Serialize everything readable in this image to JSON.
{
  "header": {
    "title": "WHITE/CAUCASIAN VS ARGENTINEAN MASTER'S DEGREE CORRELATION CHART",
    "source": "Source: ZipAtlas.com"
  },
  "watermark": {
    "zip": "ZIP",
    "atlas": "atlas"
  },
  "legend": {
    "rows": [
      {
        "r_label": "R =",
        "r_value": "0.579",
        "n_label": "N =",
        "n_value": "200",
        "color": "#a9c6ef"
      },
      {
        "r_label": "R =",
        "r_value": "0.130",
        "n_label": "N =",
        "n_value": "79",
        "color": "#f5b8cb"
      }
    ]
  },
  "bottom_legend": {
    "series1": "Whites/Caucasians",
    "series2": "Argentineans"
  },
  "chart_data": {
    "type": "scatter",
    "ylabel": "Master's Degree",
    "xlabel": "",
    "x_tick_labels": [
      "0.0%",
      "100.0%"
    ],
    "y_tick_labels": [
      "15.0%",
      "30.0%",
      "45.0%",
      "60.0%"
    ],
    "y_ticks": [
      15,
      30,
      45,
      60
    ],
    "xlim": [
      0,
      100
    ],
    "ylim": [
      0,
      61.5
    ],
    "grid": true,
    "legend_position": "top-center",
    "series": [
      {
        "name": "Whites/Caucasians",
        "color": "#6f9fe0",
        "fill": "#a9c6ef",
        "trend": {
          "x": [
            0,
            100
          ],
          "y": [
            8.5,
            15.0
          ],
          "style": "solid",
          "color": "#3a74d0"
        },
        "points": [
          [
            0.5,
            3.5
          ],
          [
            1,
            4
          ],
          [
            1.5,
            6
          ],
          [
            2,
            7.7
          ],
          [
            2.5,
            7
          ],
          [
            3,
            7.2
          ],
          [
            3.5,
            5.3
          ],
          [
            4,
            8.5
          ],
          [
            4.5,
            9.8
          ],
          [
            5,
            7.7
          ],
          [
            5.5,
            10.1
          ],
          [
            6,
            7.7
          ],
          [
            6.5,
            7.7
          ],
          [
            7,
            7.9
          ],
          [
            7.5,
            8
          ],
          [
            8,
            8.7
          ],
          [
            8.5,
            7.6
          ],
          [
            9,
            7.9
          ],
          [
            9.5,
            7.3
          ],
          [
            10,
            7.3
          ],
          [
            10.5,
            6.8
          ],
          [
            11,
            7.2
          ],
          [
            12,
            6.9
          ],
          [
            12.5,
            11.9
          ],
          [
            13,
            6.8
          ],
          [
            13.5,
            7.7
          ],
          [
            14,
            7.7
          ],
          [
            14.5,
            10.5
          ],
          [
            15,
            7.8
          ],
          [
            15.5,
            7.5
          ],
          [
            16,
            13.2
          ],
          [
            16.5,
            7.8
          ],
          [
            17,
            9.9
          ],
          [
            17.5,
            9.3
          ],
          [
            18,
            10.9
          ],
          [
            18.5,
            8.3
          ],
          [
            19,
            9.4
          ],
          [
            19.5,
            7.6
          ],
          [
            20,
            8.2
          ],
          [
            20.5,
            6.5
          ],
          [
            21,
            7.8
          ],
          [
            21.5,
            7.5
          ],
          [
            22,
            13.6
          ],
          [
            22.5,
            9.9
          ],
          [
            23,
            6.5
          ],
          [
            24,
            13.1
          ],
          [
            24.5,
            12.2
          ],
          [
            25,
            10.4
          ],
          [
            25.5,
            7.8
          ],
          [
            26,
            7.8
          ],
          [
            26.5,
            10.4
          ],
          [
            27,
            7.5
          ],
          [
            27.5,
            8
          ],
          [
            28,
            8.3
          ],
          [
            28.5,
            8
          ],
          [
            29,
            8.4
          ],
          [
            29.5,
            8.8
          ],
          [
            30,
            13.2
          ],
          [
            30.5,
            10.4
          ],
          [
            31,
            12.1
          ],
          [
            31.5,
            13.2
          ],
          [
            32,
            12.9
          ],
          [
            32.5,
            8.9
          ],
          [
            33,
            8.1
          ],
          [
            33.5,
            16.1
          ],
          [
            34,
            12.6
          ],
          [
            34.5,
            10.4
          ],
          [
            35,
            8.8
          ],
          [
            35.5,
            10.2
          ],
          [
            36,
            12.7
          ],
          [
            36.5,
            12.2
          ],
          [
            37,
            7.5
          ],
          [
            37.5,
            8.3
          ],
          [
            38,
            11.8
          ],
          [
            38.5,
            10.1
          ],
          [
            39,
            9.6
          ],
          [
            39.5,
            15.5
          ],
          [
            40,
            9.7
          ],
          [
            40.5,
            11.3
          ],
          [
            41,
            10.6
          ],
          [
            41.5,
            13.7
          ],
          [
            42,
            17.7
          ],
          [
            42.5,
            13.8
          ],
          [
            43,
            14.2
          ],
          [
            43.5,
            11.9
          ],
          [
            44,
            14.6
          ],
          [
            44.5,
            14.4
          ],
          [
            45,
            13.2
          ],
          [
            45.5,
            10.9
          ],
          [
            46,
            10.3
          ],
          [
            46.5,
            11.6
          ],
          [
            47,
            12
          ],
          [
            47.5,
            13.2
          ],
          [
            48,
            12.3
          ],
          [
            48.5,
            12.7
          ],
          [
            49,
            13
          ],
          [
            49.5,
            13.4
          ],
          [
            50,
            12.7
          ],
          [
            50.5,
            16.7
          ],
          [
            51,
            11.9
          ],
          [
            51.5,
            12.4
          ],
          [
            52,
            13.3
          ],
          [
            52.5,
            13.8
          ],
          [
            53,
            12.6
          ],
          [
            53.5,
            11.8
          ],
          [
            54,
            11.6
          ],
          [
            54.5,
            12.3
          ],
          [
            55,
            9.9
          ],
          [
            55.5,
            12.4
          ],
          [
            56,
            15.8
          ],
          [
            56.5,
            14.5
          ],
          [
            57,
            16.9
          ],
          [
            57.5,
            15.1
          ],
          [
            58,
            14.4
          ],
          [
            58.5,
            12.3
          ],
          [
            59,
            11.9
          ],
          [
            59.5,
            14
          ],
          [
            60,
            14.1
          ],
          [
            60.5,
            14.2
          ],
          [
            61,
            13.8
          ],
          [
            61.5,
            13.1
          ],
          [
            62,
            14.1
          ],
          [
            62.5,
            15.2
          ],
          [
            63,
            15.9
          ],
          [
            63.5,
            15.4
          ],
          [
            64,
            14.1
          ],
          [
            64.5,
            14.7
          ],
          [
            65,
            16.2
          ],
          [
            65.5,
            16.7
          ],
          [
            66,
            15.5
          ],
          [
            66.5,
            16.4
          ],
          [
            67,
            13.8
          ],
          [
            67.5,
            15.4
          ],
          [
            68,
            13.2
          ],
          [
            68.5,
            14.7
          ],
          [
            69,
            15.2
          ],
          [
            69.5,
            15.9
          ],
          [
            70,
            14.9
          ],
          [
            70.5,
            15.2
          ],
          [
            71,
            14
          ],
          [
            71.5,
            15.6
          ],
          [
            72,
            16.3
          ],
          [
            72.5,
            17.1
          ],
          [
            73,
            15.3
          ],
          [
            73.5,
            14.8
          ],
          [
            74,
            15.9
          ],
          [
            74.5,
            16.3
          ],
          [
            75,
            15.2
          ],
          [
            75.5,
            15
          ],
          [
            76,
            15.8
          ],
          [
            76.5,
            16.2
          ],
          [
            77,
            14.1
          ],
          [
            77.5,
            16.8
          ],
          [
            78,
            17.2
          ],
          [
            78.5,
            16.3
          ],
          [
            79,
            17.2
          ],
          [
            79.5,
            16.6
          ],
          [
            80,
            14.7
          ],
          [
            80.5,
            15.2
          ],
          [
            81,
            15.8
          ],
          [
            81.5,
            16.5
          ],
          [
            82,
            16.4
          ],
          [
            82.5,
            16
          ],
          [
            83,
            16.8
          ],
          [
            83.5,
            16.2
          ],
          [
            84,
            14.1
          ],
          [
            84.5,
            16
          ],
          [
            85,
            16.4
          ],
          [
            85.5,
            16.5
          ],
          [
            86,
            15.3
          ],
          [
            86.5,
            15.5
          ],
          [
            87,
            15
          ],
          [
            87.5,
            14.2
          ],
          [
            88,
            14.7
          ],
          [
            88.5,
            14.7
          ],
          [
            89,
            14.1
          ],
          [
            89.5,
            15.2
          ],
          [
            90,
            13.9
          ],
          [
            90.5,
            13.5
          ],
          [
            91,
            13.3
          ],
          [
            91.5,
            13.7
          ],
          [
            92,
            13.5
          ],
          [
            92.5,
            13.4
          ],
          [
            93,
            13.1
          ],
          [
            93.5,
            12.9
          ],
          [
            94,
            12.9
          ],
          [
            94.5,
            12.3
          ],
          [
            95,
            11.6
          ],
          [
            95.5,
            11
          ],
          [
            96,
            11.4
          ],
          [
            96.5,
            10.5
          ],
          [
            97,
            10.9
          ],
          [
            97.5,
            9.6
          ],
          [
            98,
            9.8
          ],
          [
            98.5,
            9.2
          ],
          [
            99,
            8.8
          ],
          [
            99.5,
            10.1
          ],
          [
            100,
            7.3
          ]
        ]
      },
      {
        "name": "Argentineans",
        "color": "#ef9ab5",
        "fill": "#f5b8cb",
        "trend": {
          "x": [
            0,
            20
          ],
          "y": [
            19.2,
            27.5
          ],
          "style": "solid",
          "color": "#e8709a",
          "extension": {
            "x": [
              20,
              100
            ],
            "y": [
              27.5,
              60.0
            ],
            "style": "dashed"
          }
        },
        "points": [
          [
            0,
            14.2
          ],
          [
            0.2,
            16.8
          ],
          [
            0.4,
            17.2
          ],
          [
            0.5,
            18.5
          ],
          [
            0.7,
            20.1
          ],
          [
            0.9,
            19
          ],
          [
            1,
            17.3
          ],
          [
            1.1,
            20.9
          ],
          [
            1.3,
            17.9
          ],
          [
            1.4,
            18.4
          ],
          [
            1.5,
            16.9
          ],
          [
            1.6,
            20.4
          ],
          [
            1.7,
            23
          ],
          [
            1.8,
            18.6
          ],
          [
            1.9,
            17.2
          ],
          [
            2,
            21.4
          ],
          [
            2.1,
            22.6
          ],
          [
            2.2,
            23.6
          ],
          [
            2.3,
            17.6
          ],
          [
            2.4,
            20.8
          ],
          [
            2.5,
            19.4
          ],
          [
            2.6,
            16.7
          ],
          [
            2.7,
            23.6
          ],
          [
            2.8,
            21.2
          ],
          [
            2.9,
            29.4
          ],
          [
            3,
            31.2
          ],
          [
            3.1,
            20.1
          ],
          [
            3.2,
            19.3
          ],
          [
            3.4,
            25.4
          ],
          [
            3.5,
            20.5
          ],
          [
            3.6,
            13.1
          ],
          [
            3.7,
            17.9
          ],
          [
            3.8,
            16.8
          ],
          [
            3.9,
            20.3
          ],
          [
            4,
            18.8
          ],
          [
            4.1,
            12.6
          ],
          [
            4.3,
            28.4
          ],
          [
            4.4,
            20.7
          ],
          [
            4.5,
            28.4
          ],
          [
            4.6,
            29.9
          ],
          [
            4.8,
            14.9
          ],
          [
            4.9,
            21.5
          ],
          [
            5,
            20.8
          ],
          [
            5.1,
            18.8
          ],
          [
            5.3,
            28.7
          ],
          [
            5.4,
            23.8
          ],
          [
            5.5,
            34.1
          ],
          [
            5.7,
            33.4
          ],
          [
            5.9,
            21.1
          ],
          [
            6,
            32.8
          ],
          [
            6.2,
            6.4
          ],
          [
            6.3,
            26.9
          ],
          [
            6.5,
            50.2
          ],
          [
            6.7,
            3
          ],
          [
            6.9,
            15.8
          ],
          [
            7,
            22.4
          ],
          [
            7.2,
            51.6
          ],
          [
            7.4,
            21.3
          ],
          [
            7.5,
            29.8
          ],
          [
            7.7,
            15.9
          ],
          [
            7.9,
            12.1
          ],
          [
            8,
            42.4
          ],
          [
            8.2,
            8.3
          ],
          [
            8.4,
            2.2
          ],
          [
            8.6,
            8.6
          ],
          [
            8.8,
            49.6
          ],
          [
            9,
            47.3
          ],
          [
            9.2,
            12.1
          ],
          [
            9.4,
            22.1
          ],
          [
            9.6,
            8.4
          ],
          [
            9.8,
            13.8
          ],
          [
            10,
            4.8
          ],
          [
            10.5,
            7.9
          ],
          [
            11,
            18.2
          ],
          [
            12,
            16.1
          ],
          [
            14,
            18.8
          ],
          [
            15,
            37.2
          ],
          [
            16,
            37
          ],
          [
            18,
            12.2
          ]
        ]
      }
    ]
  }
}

* * *

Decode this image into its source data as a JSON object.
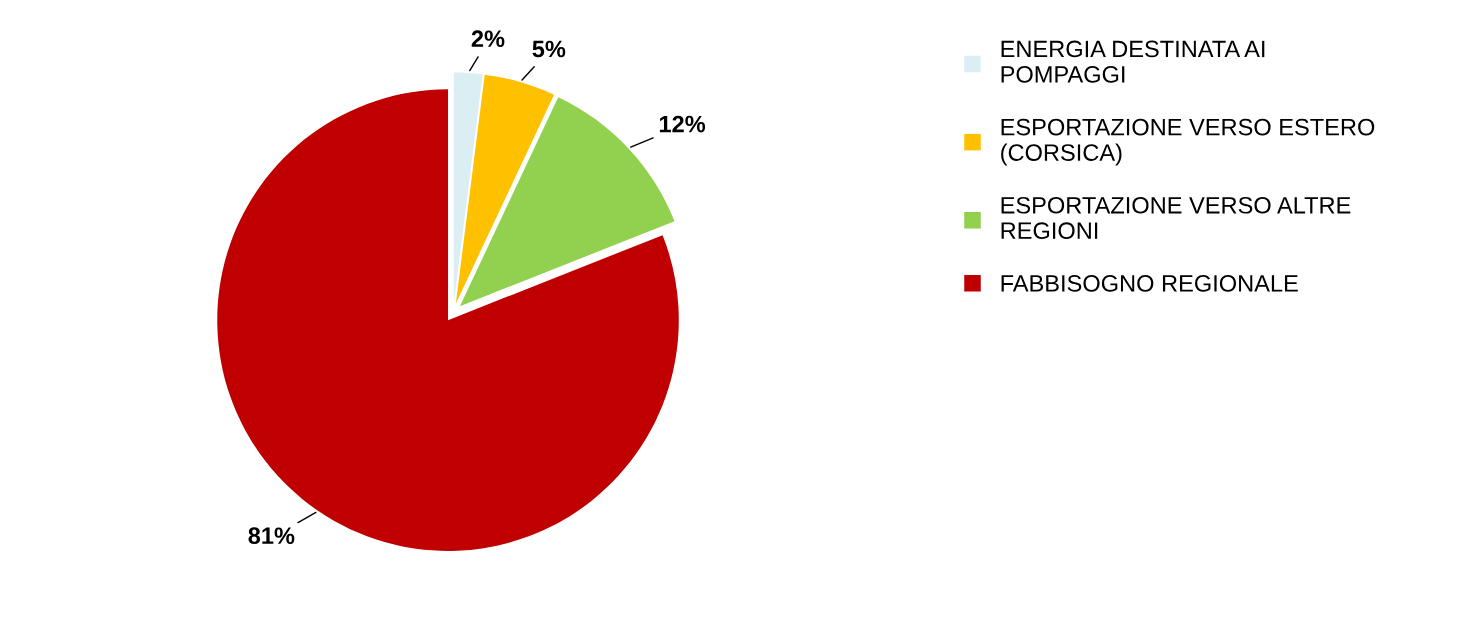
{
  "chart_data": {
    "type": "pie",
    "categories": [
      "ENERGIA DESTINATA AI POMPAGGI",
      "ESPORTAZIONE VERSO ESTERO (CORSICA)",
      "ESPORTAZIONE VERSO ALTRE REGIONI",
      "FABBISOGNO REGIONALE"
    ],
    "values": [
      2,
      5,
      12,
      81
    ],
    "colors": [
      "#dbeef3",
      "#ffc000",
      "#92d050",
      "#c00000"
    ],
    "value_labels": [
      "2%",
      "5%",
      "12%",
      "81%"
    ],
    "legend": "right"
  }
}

==

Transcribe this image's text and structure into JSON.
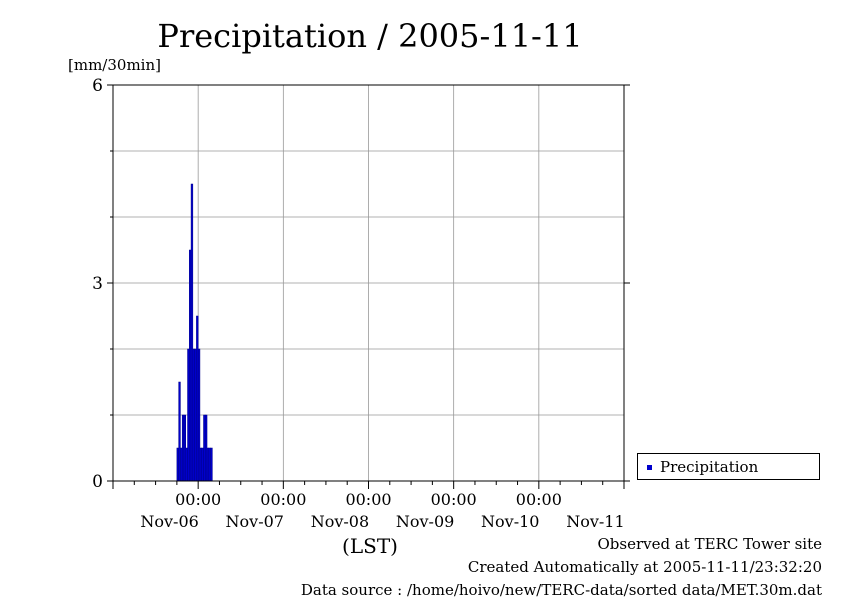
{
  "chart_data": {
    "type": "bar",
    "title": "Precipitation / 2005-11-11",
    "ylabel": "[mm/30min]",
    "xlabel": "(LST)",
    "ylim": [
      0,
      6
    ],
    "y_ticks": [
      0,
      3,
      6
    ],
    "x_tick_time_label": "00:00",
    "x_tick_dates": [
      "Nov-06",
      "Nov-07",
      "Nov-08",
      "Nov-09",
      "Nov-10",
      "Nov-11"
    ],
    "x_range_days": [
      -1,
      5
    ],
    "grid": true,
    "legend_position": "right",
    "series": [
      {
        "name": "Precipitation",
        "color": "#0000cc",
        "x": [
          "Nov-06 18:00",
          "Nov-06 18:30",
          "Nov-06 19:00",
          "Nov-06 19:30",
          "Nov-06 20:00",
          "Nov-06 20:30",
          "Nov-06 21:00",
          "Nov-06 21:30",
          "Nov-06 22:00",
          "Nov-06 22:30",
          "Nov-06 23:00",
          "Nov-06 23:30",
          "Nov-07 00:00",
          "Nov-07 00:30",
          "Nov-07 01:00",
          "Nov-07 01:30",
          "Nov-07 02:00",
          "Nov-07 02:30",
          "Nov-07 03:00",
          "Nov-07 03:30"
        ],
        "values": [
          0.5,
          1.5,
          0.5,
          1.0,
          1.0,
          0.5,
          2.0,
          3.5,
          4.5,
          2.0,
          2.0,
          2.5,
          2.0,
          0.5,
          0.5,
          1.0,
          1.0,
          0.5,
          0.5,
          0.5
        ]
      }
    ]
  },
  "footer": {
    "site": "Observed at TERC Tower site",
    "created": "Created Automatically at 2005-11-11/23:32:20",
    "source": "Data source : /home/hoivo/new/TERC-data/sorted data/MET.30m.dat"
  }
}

> [Exercise aim]: Isolate the lines above that contain the word "VERSO" and copy them.

> [Completed exercise]:
      "ESPORTAZIONE VERSO ESTERO (CORSICA)",
      "ESPORTAZIONE VERSO ALTRE REGIONI",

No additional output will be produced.